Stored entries

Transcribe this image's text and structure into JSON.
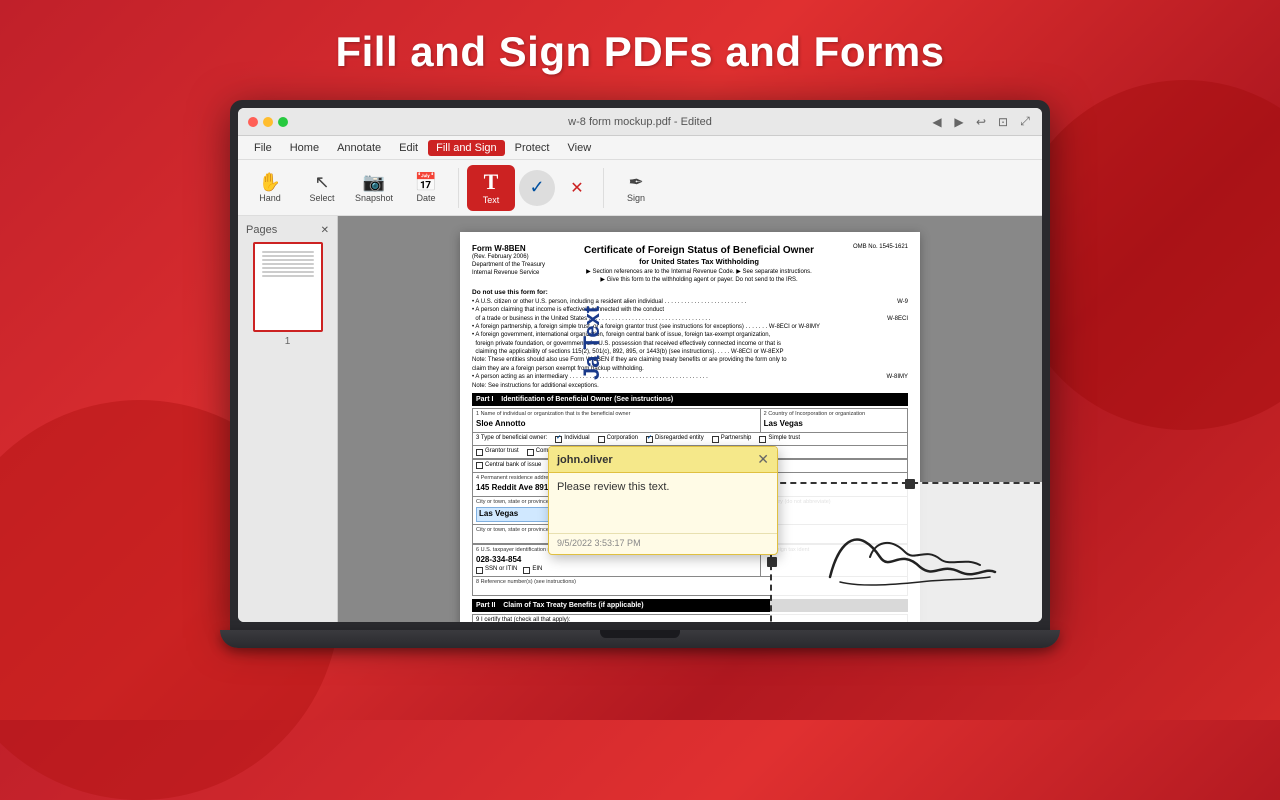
{
  "page": {
    "title": "Fill and Sign PDFs and Forms",
    "bg_color": "#cc2020"
  },
  "titlebar": {
    "title": "w-8 form mockup.pdf - Edited",
    "dots": [
      "red",
      "yellow",
      "green"
    ],
    "icons": [
      "◀",
      "▶",
      "↩",
      "⊡",
      "⤢"
    ]
  },
  "menubar": {
    "items": [
      "File",
      "Home",
      "Annotate",
      "Edit",
      "Fill and Sign",
      "Protect",
      "View"
    ],
    "active": "Fill and Sign"
  },
  "toolbar": {
    "tools": [
      {
        "id": "hand",
        "label": "Hand",
        "icon": "✋"
      },
      {
        "id": "select",
        "label": "Select",
        "icon": "↖"
      },
      {
        "id": "snapshot",
        "label": "Snapshot",
        "icon": "📷"
      },
      {
        "id": "date",
        "label": "Date",
        "icon": "📅"
      },
      {
        "id": "text",
        "label": "Text",
        "icon": "T",
        "active": true
      },
      {
        "id": "checkmark",
        "label": "",
        "icon": "✓"
      },
      {
        "id": "cross",
        "label": "",
        "icon": "✕"
      },
      {
        "id": "sign",
        "label": "Sign",
        "icon": "✒"
      }
    ]
  },
  "sidebar": {
    "title": "Pages",
    "page_number": "1"
  },
  "form": {
    "name": "W-8BEN",
    "title": "Certificate of Foreign Status of Beneficial Owner",
    "subtitle": "for United States Tax Withholding",
    "omb": "OMB No. 1545-1621",
    "revision": "(Rev. February 2006)",
    "dept": "Department of the Treasury",
    "irs": "Internal Revenue Service",
    "part1_label": "Part I",
    "part1_title": "Identification of Beneficial Owner (See instructions)",
    "part2_label": "Part II",
    "part2_title": "Claim of Tax Treaty Benefits (if applicable)",
    "fields": {
      "name": "Sloe Annotto",
      "country": "Las Vegas",
      "beneficial_owner_type": "Individual",
      "ssn": "028-334-854",
      "address": "145 Reddit Ave 89110",
      "city": "Las Vegas"
    },
    "checkboxes": {
      "individual": true,
      "corporation": false,
      "disregarded_entity": true,
      "partnership": false,
      "simple_trust": false,
      "grantor_trust": false,
      "complex_trust": false,
      "estate": false,
      "government": false,
      "international_org": false,
      "central_bank": false,
      "tax_exempt": true,
      "private_foundation": false
    }
  },
  "comment": {
    "author": "john.oliver",
    "text": "Please review this text.",
    "timestamp": "9/5/2022 3:53:17 PM"
  },
  "annotation": {
    "ja_text": "Ja Text"
  },
  "signature": {
    "label": "Signature"
  }
}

Written request. Which lines hold the string "false"? Copy all of them from the data above.

Exercise answer.
      "corporation": false,
      "partnership": false,
      "simple_trust": false,
      "grantor_trust": false,
      "complex_trust": false,
      "estate": false,
      "government": false,
      "international_org": false,
      "central_bank": false,
      "private_foundation": false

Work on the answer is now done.